* [Extracted information]:
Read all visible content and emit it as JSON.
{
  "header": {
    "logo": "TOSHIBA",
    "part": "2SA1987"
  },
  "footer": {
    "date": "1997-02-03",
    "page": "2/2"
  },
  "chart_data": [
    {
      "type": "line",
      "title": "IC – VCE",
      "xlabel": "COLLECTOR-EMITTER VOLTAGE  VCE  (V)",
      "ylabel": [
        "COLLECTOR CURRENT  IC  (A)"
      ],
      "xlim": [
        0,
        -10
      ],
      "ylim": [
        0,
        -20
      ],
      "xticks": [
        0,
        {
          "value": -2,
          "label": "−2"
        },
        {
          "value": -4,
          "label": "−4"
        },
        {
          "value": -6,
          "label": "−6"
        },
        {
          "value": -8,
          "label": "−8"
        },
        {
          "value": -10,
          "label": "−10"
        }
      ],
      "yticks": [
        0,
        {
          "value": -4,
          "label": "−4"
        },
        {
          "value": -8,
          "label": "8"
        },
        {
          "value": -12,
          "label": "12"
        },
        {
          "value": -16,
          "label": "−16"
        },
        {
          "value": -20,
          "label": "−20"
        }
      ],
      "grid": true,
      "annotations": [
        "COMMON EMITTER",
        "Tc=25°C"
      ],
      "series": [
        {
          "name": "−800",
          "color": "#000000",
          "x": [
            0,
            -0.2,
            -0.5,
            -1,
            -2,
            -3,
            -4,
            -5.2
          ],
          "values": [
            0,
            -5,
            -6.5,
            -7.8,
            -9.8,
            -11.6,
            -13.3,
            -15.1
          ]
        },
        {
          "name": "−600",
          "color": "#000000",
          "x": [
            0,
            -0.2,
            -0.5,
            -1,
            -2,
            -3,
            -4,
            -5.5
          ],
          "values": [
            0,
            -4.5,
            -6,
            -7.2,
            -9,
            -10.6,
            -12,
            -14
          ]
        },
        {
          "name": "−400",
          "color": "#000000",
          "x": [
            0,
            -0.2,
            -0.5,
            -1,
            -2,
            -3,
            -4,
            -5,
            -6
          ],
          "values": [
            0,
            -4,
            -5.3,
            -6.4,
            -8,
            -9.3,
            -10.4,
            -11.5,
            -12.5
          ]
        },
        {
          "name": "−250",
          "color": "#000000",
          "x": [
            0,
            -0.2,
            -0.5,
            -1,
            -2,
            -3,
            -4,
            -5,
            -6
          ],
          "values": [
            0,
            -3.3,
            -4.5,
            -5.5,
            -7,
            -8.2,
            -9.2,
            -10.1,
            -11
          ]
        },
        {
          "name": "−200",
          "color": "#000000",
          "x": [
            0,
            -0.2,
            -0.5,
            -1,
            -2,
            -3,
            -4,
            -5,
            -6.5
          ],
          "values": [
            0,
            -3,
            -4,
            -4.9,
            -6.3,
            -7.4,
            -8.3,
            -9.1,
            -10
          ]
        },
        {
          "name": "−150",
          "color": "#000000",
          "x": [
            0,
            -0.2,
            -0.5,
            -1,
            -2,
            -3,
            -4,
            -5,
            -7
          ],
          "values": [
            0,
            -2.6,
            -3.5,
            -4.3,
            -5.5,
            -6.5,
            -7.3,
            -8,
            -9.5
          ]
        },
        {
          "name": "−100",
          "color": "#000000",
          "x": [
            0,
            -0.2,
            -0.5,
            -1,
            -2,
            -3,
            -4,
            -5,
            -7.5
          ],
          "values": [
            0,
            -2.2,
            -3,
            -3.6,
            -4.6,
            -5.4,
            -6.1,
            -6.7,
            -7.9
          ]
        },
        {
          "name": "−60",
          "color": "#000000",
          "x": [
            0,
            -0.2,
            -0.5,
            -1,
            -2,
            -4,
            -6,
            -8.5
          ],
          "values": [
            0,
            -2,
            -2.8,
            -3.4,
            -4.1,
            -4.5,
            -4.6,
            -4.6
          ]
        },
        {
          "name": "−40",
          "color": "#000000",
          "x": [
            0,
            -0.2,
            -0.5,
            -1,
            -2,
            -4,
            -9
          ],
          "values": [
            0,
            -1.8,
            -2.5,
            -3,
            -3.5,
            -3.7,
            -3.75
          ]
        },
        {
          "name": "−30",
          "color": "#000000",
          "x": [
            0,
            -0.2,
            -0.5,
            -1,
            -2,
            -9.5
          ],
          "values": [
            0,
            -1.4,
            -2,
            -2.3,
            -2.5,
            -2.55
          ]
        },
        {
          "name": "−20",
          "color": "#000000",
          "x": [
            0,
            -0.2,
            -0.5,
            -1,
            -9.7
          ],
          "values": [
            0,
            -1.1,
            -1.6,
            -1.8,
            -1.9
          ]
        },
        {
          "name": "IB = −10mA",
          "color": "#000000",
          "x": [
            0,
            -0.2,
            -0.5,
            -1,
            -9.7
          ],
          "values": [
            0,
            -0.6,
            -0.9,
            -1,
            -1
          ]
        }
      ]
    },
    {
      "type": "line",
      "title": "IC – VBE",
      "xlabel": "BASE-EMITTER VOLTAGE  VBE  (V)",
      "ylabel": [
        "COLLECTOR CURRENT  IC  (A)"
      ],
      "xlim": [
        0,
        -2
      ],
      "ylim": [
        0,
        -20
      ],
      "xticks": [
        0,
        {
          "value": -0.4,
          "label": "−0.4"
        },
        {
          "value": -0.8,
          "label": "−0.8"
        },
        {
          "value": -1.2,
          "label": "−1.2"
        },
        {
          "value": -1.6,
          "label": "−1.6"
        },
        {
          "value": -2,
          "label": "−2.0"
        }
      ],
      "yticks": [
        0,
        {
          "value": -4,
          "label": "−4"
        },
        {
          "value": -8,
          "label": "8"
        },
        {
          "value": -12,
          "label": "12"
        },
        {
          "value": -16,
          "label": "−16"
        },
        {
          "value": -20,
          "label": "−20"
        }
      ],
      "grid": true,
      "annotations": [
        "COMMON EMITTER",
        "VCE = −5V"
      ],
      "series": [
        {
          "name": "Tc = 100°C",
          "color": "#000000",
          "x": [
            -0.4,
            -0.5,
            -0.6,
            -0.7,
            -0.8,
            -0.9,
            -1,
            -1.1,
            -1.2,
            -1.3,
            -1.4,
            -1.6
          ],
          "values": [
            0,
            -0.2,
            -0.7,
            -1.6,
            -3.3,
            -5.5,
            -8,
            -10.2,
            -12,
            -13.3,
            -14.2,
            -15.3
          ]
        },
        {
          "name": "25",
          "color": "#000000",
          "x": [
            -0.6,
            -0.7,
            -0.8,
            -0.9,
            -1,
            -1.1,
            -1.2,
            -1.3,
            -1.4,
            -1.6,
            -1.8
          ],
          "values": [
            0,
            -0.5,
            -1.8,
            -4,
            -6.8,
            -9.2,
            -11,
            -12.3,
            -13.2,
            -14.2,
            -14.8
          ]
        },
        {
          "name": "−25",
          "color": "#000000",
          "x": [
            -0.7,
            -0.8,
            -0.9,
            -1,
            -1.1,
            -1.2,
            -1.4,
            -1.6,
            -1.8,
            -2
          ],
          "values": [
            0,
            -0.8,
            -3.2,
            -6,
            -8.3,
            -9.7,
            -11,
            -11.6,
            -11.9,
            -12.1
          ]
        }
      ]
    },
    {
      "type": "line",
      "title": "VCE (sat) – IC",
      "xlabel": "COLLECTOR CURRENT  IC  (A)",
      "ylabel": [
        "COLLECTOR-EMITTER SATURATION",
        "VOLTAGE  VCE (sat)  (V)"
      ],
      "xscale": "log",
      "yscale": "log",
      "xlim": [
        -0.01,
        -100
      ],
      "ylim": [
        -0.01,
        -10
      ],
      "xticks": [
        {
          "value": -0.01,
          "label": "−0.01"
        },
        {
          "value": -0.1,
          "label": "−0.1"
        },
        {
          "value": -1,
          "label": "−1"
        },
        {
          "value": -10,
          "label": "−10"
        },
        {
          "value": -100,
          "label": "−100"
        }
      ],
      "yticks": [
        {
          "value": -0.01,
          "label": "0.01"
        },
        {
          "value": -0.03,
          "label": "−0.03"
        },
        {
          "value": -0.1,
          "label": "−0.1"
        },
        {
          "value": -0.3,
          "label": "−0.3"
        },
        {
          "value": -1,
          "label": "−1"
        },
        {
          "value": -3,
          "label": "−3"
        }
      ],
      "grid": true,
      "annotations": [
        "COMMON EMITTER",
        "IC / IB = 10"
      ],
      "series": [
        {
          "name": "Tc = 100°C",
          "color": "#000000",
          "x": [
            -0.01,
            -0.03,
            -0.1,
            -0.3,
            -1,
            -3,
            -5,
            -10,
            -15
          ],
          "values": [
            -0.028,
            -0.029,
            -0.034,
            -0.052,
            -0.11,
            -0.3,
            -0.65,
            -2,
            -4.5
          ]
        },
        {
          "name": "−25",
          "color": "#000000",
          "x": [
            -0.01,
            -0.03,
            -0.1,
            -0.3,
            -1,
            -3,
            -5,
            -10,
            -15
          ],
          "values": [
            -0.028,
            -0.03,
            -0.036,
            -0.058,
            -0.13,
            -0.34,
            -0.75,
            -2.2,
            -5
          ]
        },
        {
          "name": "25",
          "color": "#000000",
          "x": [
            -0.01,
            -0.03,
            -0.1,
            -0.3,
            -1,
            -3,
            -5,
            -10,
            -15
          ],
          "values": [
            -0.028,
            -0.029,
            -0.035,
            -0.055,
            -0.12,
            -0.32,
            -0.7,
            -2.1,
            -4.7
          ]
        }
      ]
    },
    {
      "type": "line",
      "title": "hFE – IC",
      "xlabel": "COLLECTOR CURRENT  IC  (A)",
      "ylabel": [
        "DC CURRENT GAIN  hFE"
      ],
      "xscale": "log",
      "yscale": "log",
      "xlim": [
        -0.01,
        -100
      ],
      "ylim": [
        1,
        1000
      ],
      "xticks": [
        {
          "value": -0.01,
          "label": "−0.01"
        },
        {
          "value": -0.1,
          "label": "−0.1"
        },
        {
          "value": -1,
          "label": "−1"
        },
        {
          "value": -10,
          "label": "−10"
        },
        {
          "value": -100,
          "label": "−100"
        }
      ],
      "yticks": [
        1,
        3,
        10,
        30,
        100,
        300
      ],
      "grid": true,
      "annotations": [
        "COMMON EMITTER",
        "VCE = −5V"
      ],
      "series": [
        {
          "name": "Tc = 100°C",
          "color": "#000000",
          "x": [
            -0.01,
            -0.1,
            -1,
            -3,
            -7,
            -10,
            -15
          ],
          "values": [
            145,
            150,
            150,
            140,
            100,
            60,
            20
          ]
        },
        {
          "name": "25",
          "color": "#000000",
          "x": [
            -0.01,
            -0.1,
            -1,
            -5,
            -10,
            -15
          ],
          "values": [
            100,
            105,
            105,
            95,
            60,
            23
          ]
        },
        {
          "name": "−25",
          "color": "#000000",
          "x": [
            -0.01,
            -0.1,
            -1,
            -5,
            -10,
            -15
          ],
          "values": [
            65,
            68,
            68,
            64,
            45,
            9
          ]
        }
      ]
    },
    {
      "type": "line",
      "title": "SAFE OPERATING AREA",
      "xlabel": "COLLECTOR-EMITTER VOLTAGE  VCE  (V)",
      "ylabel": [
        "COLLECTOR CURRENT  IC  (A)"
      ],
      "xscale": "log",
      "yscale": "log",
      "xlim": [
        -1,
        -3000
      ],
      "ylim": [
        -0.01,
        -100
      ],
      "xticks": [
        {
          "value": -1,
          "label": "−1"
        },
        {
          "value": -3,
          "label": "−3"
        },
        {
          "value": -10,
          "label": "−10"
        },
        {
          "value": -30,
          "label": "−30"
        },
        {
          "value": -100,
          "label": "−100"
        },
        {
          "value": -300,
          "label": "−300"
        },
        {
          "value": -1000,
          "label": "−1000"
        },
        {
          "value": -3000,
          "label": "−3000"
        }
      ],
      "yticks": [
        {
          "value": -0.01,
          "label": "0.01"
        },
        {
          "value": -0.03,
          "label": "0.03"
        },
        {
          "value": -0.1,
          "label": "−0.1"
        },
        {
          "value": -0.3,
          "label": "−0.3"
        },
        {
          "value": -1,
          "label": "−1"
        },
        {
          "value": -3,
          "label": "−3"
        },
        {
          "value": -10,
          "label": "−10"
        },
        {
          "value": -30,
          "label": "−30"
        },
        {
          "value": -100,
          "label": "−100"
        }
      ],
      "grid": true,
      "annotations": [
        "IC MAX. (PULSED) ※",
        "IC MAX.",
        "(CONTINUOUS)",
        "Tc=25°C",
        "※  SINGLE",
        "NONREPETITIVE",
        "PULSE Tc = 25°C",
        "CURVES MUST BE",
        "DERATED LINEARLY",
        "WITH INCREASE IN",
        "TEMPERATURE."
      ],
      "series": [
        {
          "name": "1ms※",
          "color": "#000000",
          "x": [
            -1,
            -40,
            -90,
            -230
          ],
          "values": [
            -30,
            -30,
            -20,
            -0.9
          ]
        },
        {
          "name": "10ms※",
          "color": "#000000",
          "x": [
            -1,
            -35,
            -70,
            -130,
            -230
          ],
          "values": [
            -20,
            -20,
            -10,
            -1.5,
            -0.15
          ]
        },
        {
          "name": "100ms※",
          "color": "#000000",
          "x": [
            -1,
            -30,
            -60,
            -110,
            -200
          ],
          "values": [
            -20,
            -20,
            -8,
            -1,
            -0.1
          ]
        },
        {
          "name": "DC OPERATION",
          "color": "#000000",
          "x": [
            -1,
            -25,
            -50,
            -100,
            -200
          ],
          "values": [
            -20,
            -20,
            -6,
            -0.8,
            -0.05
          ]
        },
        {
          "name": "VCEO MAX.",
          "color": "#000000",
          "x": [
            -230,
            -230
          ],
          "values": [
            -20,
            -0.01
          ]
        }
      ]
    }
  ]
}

* [Instruction]:
Copy each line of the listing that holds the word "title".

* [Response for this exercise]:
      "title": "IC – VCE",
      "title": "IC – VBE",
      "title": "VCE (sat) – IC",
      "title": "hFE – IC",
      "title": "SAFE OPERATING AREA",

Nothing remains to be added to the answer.